*Written task*
Render the records as a Markdown table with two columns, No. and Record Line, starting at the line that contains "x-tick-label: 400 (627, 845, 661, 866)" and ending with the last line of the records, both included. Number each row and leave out any blank lines.

╭──

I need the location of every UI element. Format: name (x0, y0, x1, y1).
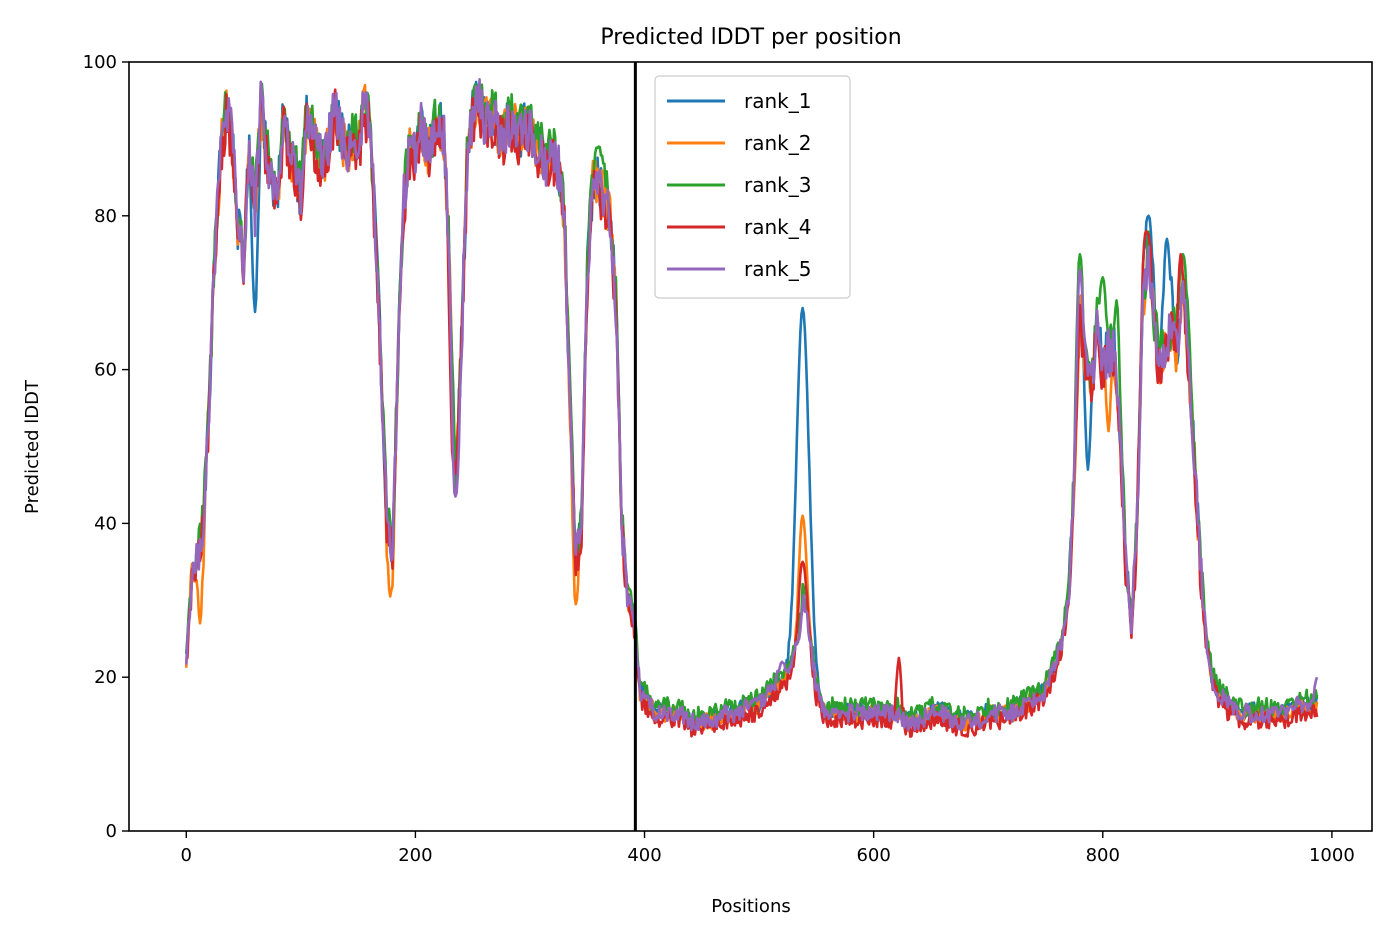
x-tick-label: 400 (627, 845, 661, 866)
y-axis-ticks: 0 20 40 60 80 100 (83, 52, 129, 842)
legend-label: rank_1 (744, 89, 811, 113)
plot-frame (128, 61, 1373, 832)
legend-label: rank_3 (744, 173, 811, 197)
plot-series-lines (184, 78, 1319, 738)
y-axis-label: Predicted lDDT (22, 379, 43, 514)
legend-frame (654, 75, 851, 299)
legend-label: rank_2 (744, 131, 811, 155)
x-tick-label: 1000 (1309, 845, 1355, 866)
y-tick-label: 100 (83, 52, 117, 73)
y-tick-label: 60 (94, 360, 117, 381)
x-tick-label: 200 (398, 845, 432, 866)
x-axis-ticks: 0 200 400 600 800 1000 (181, 831, 1355, 866)
x-tick-label: 600 (856, 845, 890, 866)
legend-label: rank_4 (744, 215, 811, 239)
y-tick-label: 80 (94, 206, 117, 227)
x-tick-label: 800 (1086, 845, 1120, 866)
x-axis-label: Positions (711, 896, 790, 917)
y-tick-label: 20 (94, 667, 117, 688)
legend: rank_1 rank_2 rank_3 rank_4 rank_5 (654, 75, 851, 299)
series-line-rank_5 (184, 78, 1319, 732)
y-tick-label: 0 (106, 821, 117, 842)
legend-label: rank_5 (744, 257, 811, 281)
x-tick-label: 0 (181, 845, 192, 866)
y-tick-label: 40 (94, 513, 117, 534)
chart-title: Predicted lDDT per position (600, 25, 901, 50)
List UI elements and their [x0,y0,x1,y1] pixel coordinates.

╰──

*Output*
| No. | Record Line |
|---|---|
| 1 | x-tick-label: 400 (627, 845, 661, 866) |
| 2 | y-axis-ticks: 0 20 40 60 80 100 (83, 52, 129, 842) |
| 3 | legend-label: rank_1 (744, 89, 811, 113) |
| 4 | plot-frame (128, 61, 1373, 832) |
| 5 | legend-label: rank_3 (744, 173, 811, 197) |
| 6 | plot-series-lines (184, 78, 1319, 738) |
| 7 | y-axis-label: Predicted lDDT (22, 379, 43, 514) |
| 8 | legend-frame (654, 75, 851, 299) |
| 9 | legend-label: rank_2 (744, 131, 811, 155) |
| 10 | x-tick-label: 1000 (1309, 845, 1355, 866) |
| 11 | y-tick-label: 100 (83, 52, 117, 73) |
| 12 | y-tick-label: 60 (94, 360, 117, 381) |
| 13 | x-tick-label: 200 (398, 845, 432, 866) |
| 14 | x-axis-ticks: 0 200 400 600 800 1000 (181, 831, 1355, 866) |
| 15 | x-tick-label: 600 (856, 845, 890, 866) |
| 16 | legend-label: rank_4 (744, 215, 811, 239) |
| 17 | y-tick-label: 80 (94, 206, 117, 227) |
| 18 | x-tick-label: 800 (1086, 845, 1120, 866) |
| 19 | x-axis-label: Positions (711, 896, 790, 917) |
| 20 | y-tick-label: 20 (94, 667, 117, 688) |
| 21 | legend: rank_1 rank_2 rank_3 rank_4 rank_5 (654, 75, 851, 299) |
| 22 | series-line-rank_5 (184, 78, 1319, 732) |
| 23 | y-tick-label: 0 (106, 821, 117, 842) |
| 24 | legend-label: rank_5 (744, 257, 811, 281) |
| 25 | x-tick-label: 0 (181, 845, 192, 866) |
| 26 | y-tick-label: 40 (94, 513, 117, 534) |
| 27 | chart-title: Predicted lDDT per position (600, 25, 901, 50) |
| 28 | List UI elements and their [x0,y0,x1,y1] pixel coordinates. |